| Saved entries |
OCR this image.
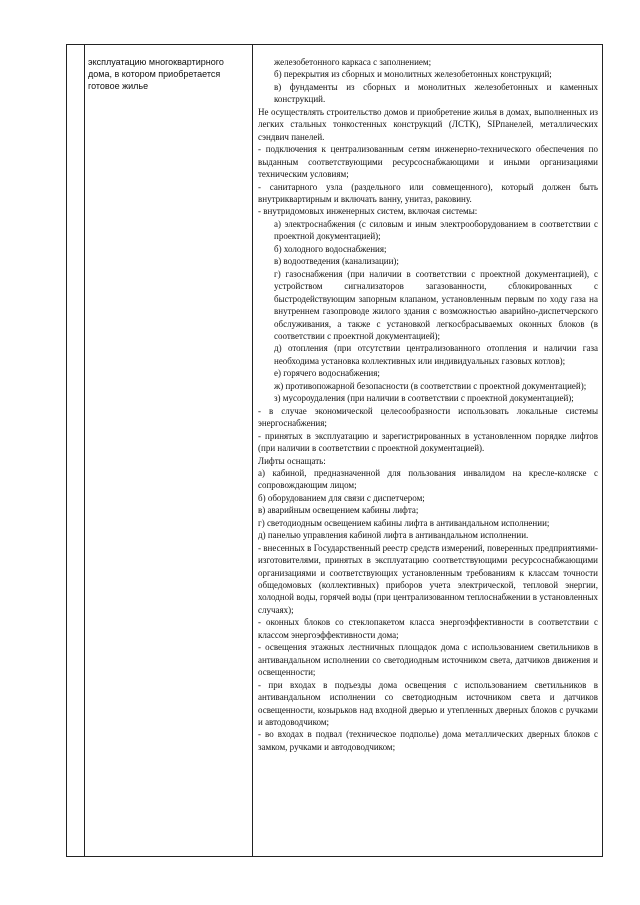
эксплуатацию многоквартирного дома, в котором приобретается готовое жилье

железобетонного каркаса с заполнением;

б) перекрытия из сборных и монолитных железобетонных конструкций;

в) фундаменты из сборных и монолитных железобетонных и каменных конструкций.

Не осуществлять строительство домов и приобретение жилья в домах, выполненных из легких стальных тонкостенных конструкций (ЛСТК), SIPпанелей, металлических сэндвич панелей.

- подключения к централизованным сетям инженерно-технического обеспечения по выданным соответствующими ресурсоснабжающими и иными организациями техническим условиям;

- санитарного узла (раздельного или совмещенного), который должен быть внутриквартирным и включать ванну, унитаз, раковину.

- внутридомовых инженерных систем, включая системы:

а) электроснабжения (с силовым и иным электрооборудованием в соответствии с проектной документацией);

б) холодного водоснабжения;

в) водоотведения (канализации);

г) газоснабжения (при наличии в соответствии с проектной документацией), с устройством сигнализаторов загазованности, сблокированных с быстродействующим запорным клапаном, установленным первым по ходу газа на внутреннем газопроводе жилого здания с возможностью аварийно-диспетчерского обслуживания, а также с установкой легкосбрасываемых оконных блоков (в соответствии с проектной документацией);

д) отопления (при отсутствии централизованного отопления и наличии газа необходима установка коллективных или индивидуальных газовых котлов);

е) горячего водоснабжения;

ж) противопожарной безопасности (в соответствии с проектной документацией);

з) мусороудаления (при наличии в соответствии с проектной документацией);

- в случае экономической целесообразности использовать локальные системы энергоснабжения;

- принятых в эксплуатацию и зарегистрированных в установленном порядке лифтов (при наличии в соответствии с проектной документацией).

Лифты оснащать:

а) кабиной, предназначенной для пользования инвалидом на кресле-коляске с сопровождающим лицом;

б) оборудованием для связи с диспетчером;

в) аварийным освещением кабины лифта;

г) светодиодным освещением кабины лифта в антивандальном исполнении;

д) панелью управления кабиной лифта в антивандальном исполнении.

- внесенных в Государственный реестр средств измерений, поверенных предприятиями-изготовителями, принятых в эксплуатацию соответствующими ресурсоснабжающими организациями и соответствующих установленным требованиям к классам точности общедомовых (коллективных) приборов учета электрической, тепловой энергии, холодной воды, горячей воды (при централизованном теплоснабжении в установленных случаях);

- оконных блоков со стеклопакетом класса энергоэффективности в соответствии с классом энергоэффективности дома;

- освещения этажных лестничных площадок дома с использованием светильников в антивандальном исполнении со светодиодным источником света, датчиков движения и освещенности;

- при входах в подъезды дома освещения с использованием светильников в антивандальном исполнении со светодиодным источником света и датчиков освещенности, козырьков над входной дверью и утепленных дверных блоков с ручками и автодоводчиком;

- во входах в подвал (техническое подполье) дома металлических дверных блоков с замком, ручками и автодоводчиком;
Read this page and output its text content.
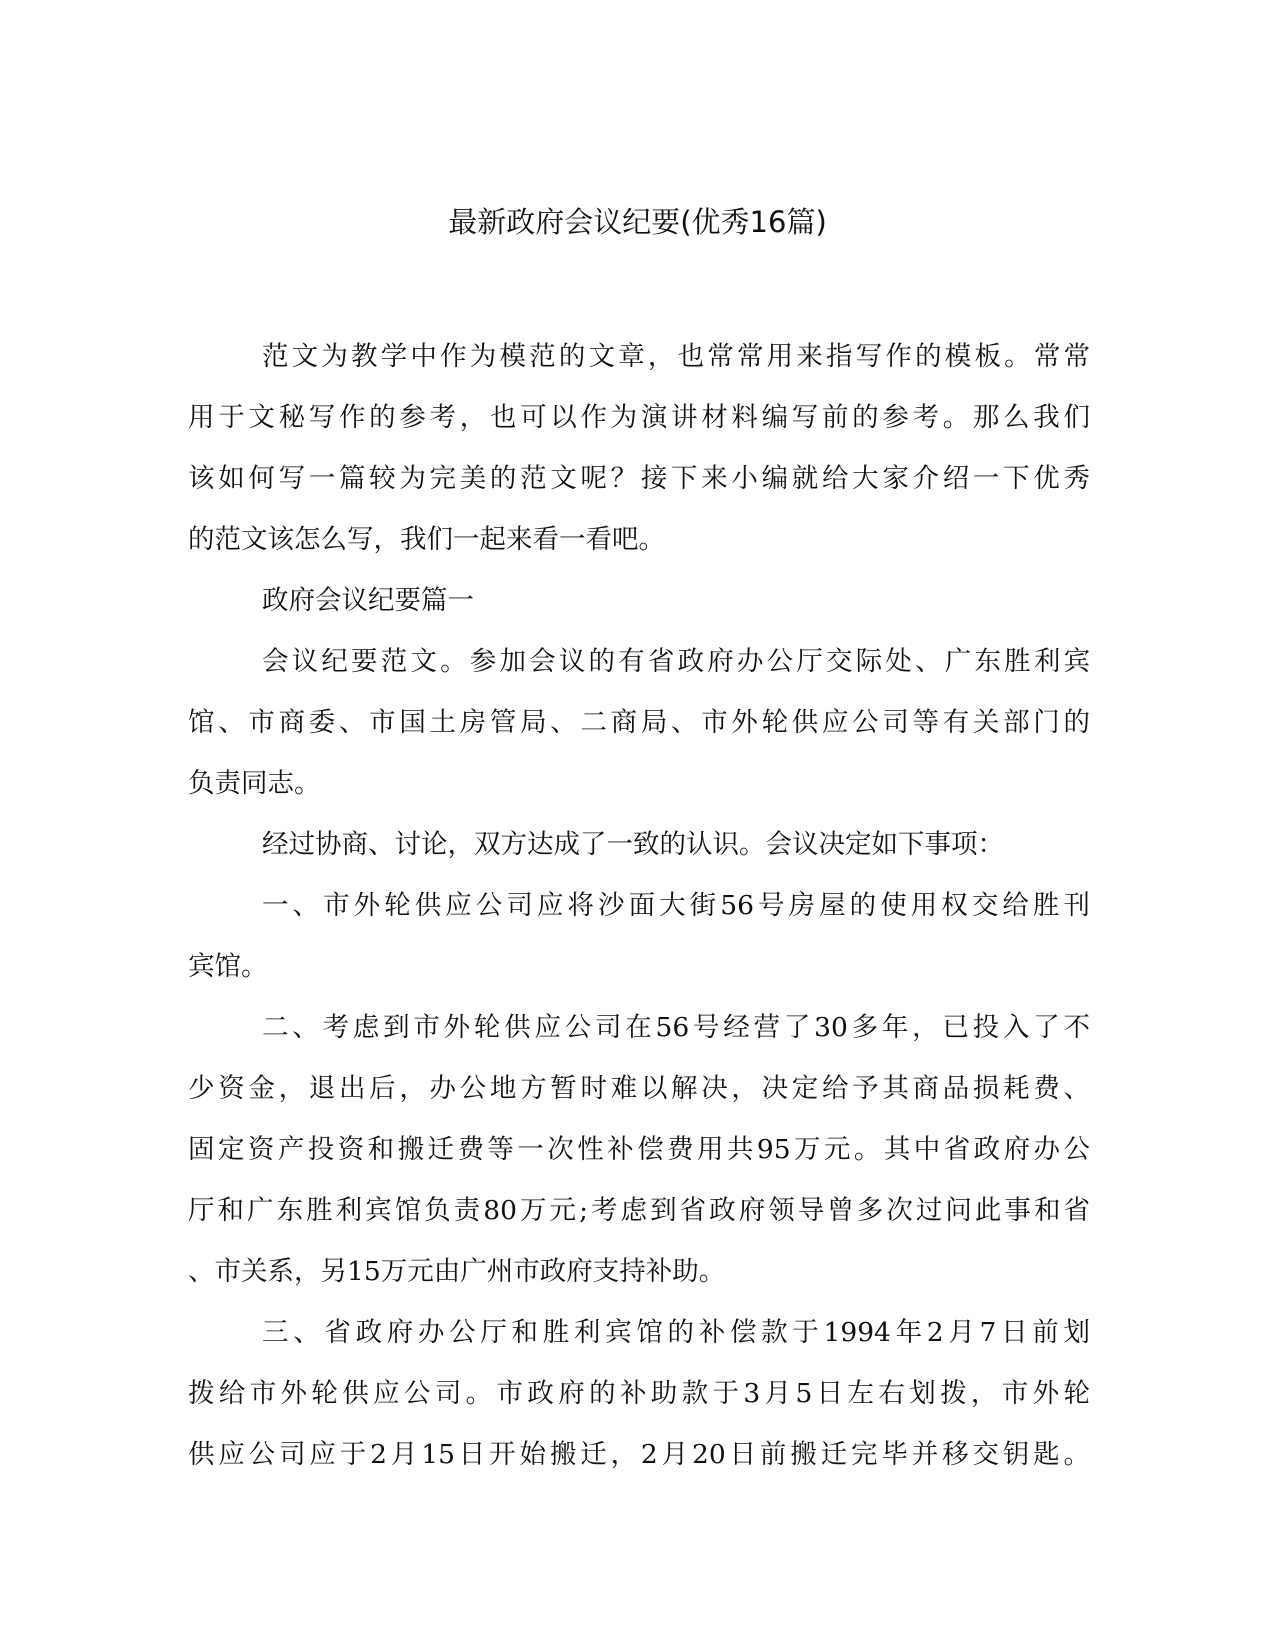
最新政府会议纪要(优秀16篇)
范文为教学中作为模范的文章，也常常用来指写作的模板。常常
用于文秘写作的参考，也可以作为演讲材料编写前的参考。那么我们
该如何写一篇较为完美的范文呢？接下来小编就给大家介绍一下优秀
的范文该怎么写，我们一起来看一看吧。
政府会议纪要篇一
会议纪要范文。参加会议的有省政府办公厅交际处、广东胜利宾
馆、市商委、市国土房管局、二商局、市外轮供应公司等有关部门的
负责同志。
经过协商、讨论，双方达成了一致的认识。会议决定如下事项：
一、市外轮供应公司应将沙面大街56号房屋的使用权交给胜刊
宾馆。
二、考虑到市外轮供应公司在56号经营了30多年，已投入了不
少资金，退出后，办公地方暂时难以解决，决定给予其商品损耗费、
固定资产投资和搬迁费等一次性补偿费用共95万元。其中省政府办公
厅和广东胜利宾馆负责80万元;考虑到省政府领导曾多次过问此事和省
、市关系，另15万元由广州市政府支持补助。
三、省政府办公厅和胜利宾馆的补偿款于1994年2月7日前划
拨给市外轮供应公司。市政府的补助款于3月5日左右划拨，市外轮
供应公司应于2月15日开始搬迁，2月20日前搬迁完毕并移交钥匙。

| Short task |
Quote the records above exactly, leaving out any pictures.

| Exercise result |
OCR this image.
эксплуатацию многоквартирного дома, в котором приобретается готовое жилье

железобетонного каркаса с заполнением;

б) перекрытия из сборных и монолитных железобетонных конструкций;

в) фундаменты из сборных и монолитных железобетонных и каменных конструкций.

Не осуществлять строительство домов и приобретение жилья в домах, выполненных из легких стальных тонкостенных конструкций (ЛСТК), SIPпанелей, металлических сэндвич панелей.

- подключения к централизованным сетям инженерно-технического обеспечения по выданным соответствующими ресурсоснабжающими и иными организациями техническим условиям;

- санитарного узла (раздельного или совмещенного), который должен быть внутриквартирным и включать ванну, унитаз, раковину.

- внутридомовых инженерных систем, включая системы:

а) электроснабжения (с силовым и иным электрооборудованием в соответствии с проектной документацией);

б) холодного водоснабжения;

в) водоотведения (канализации);

г) газоснабжения (при наличии в соответствии с проектной документацией), с устройством сигнализаторов загазованности, сблокированных с быстродействующим запорным клапаном, установленным первым по ходу газа на внутреннем газопроводе жилого здания с возможностью аварийно-диспетчерского обслуживания, а также с установкой легкосбрасываемых оконных блоков (в соответствии с проектной документацией);

д) отопления (при отсутствии централизованного отопления и наличии газа необходима установка коллективных или индивидуальных газовых котлов);

е) горячего водоснабжения;

ж) противопожарной безопасности (в соответствии с проектной документацией);

з) мусороудаления (при наличии в соответствии с проектной документацией);

- в случае экономической целесообразности использовать локальные системы энергоснабжения;

- принятых в эксплуатацию и зарегистрированных в установленном порядке лифтов (при наличии в соответствии с проектной документацией).

Лифты оснащать:

а) кабиной, предназначенной для пользования инвалидом на кресле-коляске с сопровождающим лицом;

б) оборудованием для связи с диспетчером;

в) аварийным освещением кабины лифта;

г) светодиодным освещением кабины лифта в антивандальном исполнении;

д) панелью управления кабиной лифта в антивандальном исполнении.

- внесенных в Государственный реестр средств измерений, поверенных предприятиями-изготовителями, принятых в эксплуатацию соответствующими ресурсоснабжающими организациями и соответствующих установленным требованиям к классам точности общедомовых (коллективных) приборов учета электрической, тепловой энергии, холодной воды, горячей воды (при централизованном теплоснабжении в установленных случаях);

- оконных блоков со стеклопакетом класса энергоэффективности в соответствии с классом энергоэффективности дома;

- освещения этажных лестничных площадок дома с использованием светильников в антивандальном исполнении со светодиодным источником света, датчиков движения и освещенности;

- при входах в подъезды дома освещения с использованием светильников в антивандальном исполнении со светодиодным источником света и датчиков освещенности, козырьков над входной дверью и утепленных дверных блоков с ручками и автодоводчиком;

- во входах в подвал (техническое подполье) дома металлических дверных блоков с замком, ручками и автодоводчиком;
Read this page and output its text content.
最新政府会议纪要(优秀16篇)
范文为教学中作为模范的文章，也常常用来指写作的模板。常常
用于文秘写作的参考，也可以作为演讲材料编写前的参考。那么我们
该如何写一篇较为完美的范文呢？接下来小编就给大家介绍一下优秀
的范文该怎么写，我们一起来看一看吧。
政府会议纪要篇一
会议纪要范文。参加会议的有省政府办公厅交际处、广东胜利宾
馆、市商委、市国土房管局、二商局、市外轮供应公司等有关部门的
负责同志。
经过协商、讨论，双方达成了一致的认识。会议决定如下事项：
一、市外轮供应公司应将沙面大街56号房屋的使用权交给胜刊
宾馆。
二、考虑到市外轮供应公司在56号经营了30多年，已投入了不
少资金，退出后，办公地方暂时难以解决，决定给予其商品损耗费、
固定资产投资和搬迁费等一次性补偿费用共95万元。其中省政府办公
厅和广东胜利宾馆负责80万元;考虑到省政府领导曾多次过问此事和省
、市关系，另15万元由广州市政府支持补助。
三、省政府办公厅和胜利宾馆的补偿款于1994年2月7日前划
拨给市外轮供应公司。市政府的补助款于3月5日左右划拨，市外轮
供应公司应于2月15日开始搬迁，2月20日前搬迁完毕并移交钥匙。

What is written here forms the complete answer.